* _JOB_
Copy out the notes on Stoic ontology below, word for word and in full.

The Platonic position was a “claim that the material world that we experience is merely a shadow of another realm where real existence lies” (p. 81, Sellars).
Plato was attacking all hard-lined, as well as moderate materialist perspectives. He wished for any and all materialists “to admit to the existence of something that is not a body” (p. 82, Sellars).
Stoics believe that for something to exist it must have a body.
To avoid the Platonic trap, Zeno claimed that certain intangible things like soul, justice, virtue, and wisdom actually do exist and are bodies. He grants Plato’s assumption that only bodies can act and be acted upon (p. 82, Sellars). But as was discussed in the chapter on Logic in Sellars’ book, propositions (cognitions, impressions we assent to) are physical entities and so therefore intangibles such as virtue, justice or wisdom would be considered bodies.
Incorporeals subsist. The four types of incorporeals are: void, time, place and sayables (p. 83, Sellars).
The present moment “belongs.” This means the past and the future are non-existent realities and therefore subsist. But the present is more real than the future or past, but still “is not as real as a physical object” and therefore “belongs” (p. 84, Sellars).
Universals of Platonic ideas, according to the Stoics “neither exist nor subsist” and “such entities are dismissed as ‘not-somethings’” … but by labeling these as “not-somethings” it creates another “category within the Stoic ontological scheme” therefore they “explicitly reject universals conceived as Platonic ideas” (p. 84, Sellars).
The ‘Stoic trap’ that Chrysippus devises goes like this:
If someone is in Athens, he is not in Magara;
“man” is in Athens;
Therefore, “man” is not in Magara.
The point Stoics want to make is “to deny that the generic name ‘man’ refers to anything at all.” Platonists would insist that “man” is someone or something, yet the argument shows it cannot be someone or something. The Platonist would agree with the first two premises, but if he agrees with the conclusion, he will agree with the Stoics that “man” is not-something, while if he rejects the conclusion, he must reject that “man” is someone or something – which he won’t want to admit.
The two material principals are:
a) “that which acts (to poioun) and
b) “that which is acted upon (to paschon) or we might say the active and the passive; they are God and matter” (p. 86, Sellars)

* _DATASET RECORDS_
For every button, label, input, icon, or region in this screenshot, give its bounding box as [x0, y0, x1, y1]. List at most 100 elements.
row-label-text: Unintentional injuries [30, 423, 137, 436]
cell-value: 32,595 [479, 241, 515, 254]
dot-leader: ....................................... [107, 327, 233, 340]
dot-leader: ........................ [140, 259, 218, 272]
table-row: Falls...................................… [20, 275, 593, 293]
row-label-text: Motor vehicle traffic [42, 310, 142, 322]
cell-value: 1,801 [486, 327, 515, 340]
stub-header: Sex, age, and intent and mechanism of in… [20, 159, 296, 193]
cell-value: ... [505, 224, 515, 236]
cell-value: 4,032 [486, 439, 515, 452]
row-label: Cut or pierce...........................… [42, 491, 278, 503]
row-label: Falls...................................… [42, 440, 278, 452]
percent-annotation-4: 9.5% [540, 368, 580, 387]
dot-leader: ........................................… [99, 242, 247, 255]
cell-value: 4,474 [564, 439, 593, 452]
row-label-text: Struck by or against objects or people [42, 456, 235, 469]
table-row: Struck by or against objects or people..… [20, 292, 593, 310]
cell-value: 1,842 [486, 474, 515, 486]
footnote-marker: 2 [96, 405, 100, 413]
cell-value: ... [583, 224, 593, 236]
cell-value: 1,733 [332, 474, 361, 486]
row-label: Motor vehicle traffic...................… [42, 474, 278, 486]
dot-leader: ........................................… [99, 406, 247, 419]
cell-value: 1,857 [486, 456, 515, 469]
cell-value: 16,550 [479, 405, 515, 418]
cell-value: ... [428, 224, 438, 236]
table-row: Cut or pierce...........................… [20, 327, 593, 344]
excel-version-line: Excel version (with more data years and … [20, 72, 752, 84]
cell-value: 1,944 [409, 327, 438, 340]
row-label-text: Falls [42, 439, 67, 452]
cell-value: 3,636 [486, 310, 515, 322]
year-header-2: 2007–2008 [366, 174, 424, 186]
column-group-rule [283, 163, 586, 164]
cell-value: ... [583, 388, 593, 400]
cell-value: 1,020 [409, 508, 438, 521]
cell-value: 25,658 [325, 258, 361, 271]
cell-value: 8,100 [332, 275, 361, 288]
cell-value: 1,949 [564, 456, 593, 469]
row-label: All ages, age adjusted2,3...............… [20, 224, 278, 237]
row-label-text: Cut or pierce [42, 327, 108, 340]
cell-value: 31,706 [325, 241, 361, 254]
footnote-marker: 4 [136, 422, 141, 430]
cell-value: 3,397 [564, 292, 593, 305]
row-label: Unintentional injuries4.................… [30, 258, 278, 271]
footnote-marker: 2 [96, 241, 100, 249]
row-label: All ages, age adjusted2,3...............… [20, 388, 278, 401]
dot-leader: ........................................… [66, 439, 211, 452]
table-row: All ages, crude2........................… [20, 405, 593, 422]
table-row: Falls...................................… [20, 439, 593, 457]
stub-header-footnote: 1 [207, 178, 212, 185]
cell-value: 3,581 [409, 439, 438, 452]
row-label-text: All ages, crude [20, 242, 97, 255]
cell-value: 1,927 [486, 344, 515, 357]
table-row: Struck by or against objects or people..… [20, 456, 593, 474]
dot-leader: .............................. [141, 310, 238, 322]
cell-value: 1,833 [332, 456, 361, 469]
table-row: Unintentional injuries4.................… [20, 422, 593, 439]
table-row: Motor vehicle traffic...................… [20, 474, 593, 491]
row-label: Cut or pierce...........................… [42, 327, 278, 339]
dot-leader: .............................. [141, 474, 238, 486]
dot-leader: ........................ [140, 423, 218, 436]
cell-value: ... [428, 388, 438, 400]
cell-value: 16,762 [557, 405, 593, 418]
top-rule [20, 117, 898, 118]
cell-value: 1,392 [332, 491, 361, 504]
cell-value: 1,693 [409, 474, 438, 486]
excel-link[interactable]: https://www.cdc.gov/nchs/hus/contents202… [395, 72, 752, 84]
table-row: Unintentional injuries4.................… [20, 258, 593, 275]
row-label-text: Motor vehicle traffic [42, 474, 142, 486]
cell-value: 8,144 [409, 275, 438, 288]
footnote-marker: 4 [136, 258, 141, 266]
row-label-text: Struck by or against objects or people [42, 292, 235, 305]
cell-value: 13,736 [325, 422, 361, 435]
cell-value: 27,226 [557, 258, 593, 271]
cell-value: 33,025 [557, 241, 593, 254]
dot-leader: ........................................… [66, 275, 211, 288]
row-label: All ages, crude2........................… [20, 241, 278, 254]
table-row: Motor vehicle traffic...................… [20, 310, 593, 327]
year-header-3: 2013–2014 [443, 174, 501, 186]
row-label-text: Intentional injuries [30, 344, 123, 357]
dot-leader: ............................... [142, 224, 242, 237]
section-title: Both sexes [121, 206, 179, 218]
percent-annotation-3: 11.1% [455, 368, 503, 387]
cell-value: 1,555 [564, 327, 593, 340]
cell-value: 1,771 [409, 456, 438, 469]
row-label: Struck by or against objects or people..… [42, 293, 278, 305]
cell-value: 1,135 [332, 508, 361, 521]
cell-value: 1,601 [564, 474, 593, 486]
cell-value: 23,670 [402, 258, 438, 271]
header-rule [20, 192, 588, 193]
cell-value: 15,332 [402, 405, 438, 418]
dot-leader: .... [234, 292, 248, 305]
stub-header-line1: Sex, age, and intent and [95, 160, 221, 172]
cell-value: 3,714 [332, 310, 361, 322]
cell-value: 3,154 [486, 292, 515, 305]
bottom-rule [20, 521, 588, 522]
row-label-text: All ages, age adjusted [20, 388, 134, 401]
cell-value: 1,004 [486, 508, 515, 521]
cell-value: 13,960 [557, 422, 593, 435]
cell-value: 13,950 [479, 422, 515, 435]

* _ANSWER TO THIS TASK_
The Platonic position was a “claim that the material world that we experience is merely a shadow of another realm where real existence lies” (p. 81, Sellars).
Plato was attacking all hard-lined, as well as moderate materialist perspectives. He wished for any and all materialists “to admit to the existence of something that is not a body” (p. 82, Sellars).
Stoics believe that for something to exist it must have a body.
To avoid the Platonic trap, Zeno claimed that certain intangible things like soul, justice, virtue, and wisdom actually do exist and are bodies. He grants Plato’s assumption that only bodies can act and be acted upon (p. 82, Sellars). But as was discussed in the chapter on Logic in Sellars’ book, propositions (cognitions, impressions we assent to) are physical entities and so therefore intangibles such as virtue, justice or wisdom would be considered bodies.
Incorporeals subsist. The four types of incorporeals are: void, time, place and sayables (p. 83, Sellars).
The present moment “belongs.” This means the past and the future are non-existent realities and therefore subsist. But the present is more real than the future or past, but still “is not as real as a physical object” and therefore “belongs” (p. 84, Sellars).
Universals of Platonic ideas, according to the Stoics “neither exist nor subsist” and “such entities are dismissed as ‘not-somethings’” … but by labeling these as “not-somethings” it creates another “category within the Stoic ontological scheme” therefore they “explicitly reject universals conceived as Platonic ideas” (p. 84, Sellars).
The ‘Stoic trap’ that Chrysippus devises goes like this:
If someone is in Athens, he is not in Magara;
“man” is in Athens;
Therefore, “man” is not in Magara.
The point Stoics want to make is “to deny that the generic name ‘man’ refers to anything at all.” Platonists would insist that “man” is someone or something, yet the argument shows it cannot be someone or something. The Platonist would agree with the first two premises, but if he agrees with the conclusion, he will agree with the Stoics that “man” is not-something, while if he rejects the conclusion, he must reject that “man” is someone or something – which he won’t want to admit.
The two material principals are:
a) “that which acts (to poioun) and
b) “that which is acted upon (to paschon) or we might say the active and the passive; they are God and matter” (p. 86, Sellars)